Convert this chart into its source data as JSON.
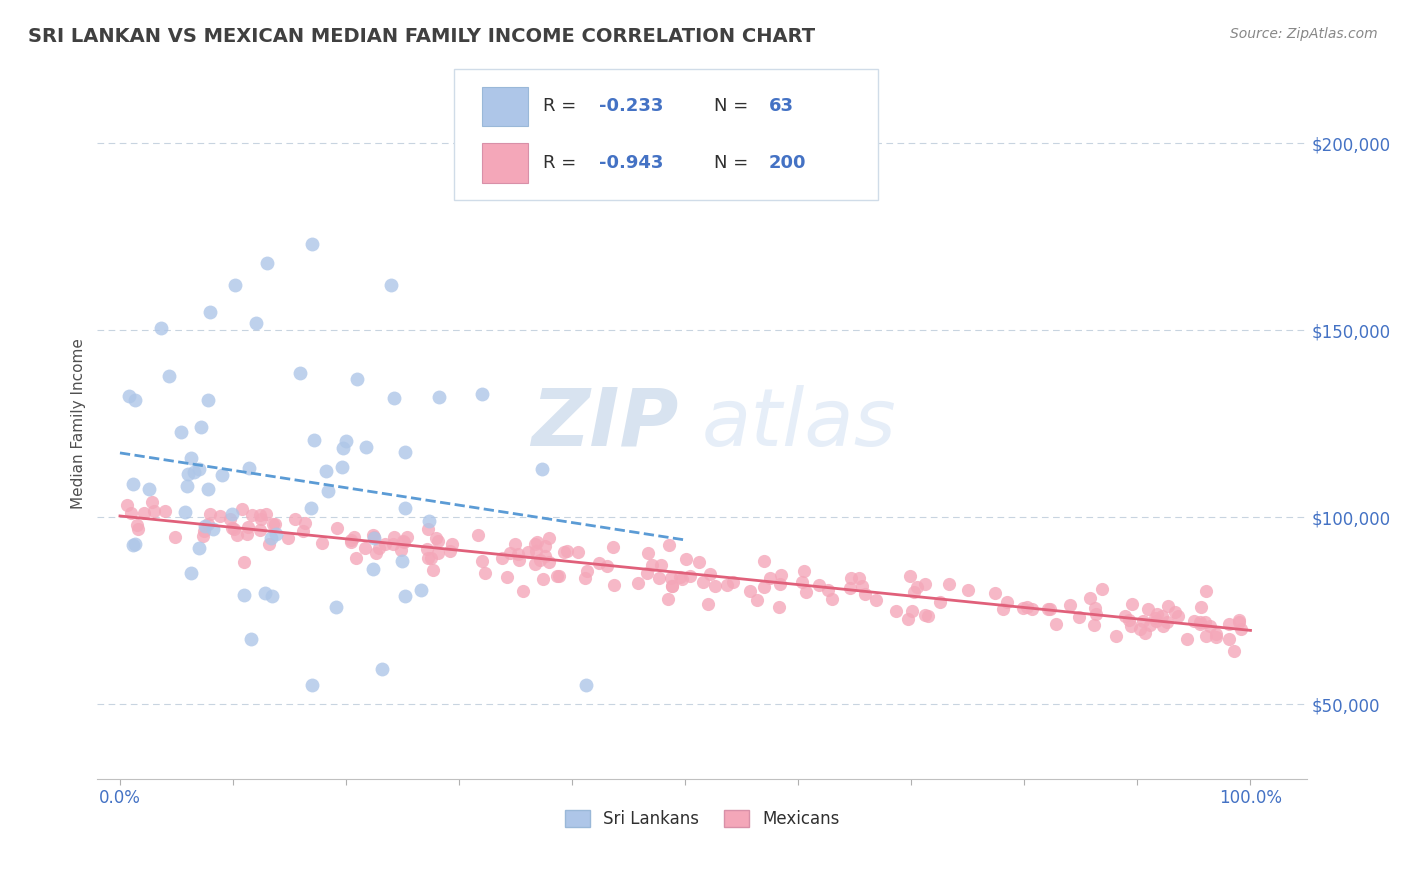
{
  "title": "SRI LANKAN VS MEXICAN MEDIAN FAMILY INCOME CORRELATION CHART",
  "source": "Source: ZipAtlas.com",
  "ylabel": "Median Family Income",
  "sri_lankan": {
    "R": -0.233,
    "N": 63,
    "color": "#aec6e8",
    "line_color": "#5b9bd5",
    "label": "Sri Lankans"
  },
  "mexican": {
    "R": -0.943,
    "N": 200,
    "color": "#f4a7b9",
    "line_color": "#e0607a",
    "label": "Mexicans"
  },
  "y_ticks": [
    50000,
    100000,
    150000,
    200000
  ],
  "y_tick_labels": [
    "$50,000",
    "$100,000",
    "$150,000",
    "$200,000"
  ],
  "x_ticks": [
    0.0,
    0.1,
    0.2,
    0.3,
    0.4,
    0.5,
    0.6,
    0.7,
    0.8,
    0.9,
    1.0
  ],
  "ylim": [
    30000,
    220000
  ],
  "xlim": [
    -0.02,
    1.05
  ],
  "watermark_ZIP": "ZIP",
  "watermark_atlas": "atlas",
  "background_color": "#ffffff",
  "grid_color": "#c8d4e0",
  "title_color": "#404040",
  "title_fontsize": 14,
  "axis_label_color": "#505050",
  "tick_color": "#4472c4",
  "legend_blue": "#4472c4",
  "legend_black": "#303030"
}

* * *

Stated exercise: Write out the listing above again, exactly, but with no pictures in the copy.

Answer:
Convert this chart into its source data as JSON.
{
  "title": "SRI LANKAN VS MEXICAN MEDIAN FAMILY INCOME CORRELATION CHART",
  "source": "Source: ZipAtlas.com",
  "ylabel": "Median Family Income",
  "sri_lankan": {
    "R": -0.233,
    "N": 63,
    "color": "#aec6e8",
    "line_color": "#5b9bd5",
    "label": "Sri Lankans"
  },
  "mexican": {
    "R": -0.943,
    "N": 200,
    "color": "#f4a7b9",
    "line_color": "#e0607a",
    "label": "Mexicans"
  },
  "y_ticks": [
    50000,
    100000,
    150000,
    200000
  ],
  "y_tick_labels": [
    "$50,000",
    "$100,000",
    "$150,000",
    "$200,000"
  ],
  "x_ticks": [
    0.0,
    0.1,
    0.2,
    0.3,
    0.4,
    0.5,
    0.6,
    0.7,
    0.8,
    0.9,
    1.0
  ],
  "ylim": [
    30000,
    220000
  ],
  "xlim": [
    -0.02,
    1.05
  ],
  "watermark_ZIP": "ZIP",
  "watermark_atlas": "atlas",
  "background_color": "#ffffff",
  "grid_color": "#c8d4e0",
  "title_color": "#404040",
  "title_fontsize": 14,
  "axis_label_color": "#505050",
  "tick_color": "#4472c4",
  "legend_blue": "#4472c4",
  "legend_black": "#303030"
}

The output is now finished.